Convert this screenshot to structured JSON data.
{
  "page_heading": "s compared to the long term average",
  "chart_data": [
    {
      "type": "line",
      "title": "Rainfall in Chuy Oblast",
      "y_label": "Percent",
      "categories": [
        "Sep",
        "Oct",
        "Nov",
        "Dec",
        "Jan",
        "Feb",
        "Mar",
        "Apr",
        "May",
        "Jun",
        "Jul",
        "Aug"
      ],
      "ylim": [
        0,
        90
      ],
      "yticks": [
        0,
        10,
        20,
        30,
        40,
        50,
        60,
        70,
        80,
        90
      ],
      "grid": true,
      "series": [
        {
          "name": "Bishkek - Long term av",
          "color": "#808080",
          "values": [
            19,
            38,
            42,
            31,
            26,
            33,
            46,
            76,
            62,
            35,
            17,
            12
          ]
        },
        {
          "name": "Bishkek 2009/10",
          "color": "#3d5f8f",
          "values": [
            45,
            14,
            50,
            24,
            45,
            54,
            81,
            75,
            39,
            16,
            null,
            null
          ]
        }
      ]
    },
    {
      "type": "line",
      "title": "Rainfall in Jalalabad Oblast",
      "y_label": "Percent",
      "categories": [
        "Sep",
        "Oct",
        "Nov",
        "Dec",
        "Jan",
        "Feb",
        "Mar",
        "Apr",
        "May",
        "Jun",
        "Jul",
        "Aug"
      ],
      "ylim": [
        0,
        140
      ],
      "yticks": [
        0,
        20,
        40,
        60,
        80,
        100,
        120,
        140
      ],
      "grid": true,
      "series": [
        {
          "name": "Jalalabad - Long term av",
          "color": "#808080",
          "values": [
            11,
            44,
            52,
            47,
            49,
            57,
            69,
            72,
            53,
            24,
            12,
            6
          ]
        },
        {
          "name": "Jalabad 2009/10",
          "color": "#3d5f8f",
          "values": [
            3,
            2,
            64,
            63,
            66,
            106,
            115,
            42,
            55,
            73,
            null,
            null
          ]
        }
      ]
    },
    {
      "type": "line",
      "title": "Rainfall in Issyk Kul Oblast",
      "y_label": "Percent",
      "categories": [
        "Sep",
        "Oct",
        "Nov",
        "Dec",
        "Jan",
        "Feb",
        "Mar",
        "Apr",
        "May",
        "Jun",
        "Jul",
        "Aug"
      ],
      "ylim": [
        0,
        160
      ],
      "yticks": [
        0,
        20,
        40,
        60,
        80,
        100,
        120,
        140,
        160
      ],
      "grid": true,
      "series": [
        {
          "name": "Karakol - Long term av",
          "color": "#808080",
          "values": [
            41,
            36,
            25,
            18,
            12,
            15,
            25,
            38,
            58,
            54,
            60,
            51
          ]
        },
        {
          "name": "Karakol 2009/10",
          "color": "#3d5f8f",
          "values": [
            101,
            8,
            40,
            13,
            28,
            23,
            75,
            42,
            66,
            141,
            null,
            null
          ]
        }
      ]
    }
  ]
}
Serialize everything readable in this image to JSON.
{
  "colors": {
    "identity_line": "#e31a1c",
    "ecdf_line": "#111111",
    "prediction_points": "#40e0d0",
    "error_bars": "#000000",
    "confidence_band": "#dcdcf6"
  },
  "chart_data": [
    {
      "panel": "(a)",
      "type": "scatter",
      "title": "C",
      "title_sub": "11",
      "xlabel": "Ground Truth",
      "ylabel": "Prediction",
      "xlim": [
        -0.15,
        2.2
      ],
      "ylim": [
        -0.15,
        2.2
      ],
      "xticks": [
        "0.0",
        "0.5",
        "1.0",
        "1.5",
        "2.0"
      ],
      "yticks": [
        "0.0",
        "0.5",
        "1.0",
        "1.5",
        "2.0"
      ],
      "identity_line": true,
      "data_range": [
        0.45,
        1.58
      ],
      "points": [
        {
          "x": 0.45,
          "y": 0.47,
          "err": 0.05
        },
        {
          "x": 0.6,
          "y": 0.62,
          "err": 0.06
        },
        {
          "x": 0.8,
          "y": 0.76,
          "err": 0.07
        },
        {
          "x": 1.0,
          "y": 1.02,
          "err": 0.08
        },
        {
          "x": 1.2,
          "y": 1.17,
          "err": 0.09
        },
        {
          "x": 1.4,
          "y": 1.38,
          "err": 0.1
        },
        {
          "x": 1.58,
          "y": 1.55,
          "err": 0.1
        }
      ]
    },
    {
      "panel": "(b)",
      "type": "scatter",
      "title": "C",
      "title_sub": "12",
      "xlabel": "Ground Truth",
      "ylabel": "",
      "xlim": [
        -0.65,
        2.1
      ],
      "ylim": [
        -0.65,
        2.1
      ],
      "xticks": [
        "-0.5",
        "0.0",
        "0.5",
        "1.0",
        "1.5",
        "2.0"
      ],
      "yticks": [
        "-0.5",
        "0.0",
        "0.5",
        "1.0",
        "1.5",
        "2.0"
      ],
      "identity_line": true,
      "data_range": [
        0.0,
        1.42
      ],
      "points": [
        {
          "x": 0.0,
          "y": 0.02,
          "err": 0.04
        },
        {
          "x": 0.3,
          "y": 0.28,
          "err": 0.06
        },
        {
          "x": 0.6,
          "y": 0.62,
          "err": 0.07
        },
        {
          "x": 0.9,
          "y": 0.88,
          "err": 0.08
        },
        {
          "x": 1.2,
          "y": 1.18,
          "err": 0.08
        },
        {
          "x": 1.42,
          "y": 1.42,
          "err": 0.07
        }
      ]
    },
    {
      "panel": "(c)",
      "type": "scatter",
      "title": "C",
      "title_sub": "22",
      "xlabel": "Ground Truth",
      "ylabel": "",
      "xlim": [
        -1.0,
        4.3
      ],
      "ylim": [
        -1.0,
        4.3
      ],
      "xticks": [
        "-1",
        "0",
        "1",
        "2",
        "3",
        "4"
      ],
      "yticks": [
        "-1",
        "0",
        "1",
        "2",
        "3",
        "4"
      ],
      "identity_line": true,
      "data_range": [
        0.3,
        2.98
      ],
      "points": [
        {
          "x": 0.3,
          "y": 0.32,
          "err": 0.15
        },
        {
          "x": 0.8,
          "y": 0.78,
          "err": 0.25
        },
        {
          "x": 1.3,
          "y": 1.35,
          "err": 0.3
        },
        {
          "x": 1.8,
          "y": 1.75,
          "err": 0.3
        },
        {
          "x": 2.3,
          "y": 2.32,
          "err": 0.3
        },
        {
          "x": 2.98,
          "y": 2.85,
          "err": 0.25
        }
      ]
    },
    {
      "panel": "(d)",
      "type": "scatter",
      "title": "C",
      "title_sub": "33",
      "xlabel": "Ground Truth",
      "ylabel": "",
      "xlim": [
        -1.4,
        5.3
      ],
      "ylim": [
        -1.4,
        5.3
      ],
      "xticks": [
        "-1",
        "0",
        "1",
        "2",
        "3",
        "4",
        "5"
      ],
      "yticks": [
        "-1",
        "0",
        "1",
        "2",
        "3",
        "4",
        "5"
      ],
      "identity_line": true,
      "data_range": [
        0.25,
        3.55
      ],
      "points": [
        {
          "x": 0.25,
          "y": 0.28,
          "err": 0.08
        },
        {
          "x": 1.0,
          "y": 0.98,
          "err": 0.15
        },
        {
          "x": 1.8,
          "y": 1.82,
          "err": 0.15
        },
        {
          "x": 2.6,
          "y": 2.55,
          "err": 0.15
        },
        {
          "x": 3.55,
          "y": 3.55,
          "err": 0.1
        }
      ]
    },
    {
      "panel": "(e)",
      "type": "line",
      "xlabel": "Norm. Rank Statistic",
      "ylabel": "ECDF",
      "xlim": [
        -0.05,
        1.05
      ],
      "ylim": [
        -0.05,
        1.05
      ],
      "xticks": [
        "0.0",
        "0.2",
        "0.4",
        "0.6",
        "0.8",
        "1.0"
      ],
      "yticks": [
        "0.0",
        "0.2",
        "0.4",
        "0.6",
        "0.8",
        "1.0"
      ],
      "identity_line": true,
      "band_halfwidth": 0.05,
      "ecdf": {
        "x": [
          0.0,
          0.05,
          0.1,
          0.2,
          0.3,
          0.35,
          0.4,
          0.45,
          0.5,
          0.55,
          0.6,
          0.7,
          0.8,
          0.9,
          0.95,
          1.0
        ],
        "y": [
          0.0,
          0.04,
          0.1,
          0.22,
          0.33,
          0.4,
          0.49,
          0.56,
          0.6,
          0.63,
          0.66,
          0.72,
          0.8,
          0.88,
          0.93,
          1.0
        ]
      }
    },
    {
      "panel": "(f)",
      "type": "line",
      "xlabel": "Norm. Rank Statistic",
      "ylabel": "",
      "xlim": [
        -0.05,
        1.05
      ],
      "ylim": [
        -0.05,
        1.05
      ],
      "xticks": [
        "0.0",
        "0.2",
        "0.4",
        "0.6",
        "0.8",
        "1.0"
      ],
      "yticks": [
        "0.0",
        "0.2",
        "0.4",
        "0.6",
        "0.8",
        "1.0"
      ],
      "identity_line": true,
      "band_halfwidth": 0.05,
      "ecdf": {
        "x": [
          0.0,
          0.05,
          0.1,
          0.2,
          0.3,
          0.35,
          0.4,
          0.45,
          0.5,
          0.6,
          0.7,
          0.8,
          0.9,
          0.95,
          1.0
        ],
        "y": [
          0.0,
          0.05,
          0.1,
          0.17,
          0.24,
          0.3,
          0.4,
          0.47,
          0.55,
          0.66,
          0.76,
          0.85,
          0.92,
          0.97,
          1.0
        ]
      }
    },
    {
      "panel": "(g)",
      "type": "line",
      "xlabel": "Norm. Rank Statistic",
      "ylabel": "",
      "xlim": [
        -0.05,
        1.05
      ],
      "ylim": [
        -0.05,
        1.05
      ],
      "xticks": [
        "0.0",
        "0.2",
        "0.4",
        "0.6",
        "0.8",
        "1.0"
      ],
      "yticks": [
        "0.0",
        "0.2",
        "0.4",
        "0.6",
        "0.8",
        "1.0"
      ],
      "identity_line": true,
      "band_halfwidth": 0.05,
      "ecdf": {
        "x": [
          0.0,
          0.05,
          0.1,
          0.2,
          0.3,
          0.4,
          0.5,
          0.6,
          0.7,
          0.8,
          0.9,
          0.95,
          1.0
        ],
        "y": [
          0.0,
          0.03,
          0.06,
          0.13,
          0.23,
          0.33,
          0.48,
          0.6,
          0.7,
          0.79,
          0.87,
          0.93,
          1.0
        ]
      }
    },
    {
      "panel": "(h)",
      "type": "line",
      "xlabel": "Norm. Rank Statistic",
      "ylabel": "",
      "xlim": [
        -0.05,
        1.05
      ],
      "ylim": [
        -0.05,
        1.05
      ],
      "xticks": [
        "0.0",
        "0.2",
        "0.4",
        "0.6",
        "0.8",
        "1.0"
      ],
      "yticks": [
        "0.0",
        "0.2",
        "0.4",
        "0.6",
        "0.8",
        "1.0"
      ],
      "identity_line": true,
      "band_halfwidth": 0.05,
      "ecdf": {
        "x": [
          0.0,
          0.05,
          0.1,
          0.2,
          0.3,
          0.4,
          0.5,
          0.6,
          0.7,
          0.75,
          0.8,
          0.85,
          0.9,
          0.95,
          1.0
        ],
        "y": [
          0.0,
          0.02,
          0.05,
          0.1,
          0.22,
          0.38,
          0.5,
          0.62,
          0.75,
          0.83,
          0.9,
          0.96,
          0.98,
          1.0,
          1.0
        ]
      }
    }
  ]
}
================
### TO DO
Determine how many lines of the entries above carry the string "name", and give that number alone.

### TASK RESULT
6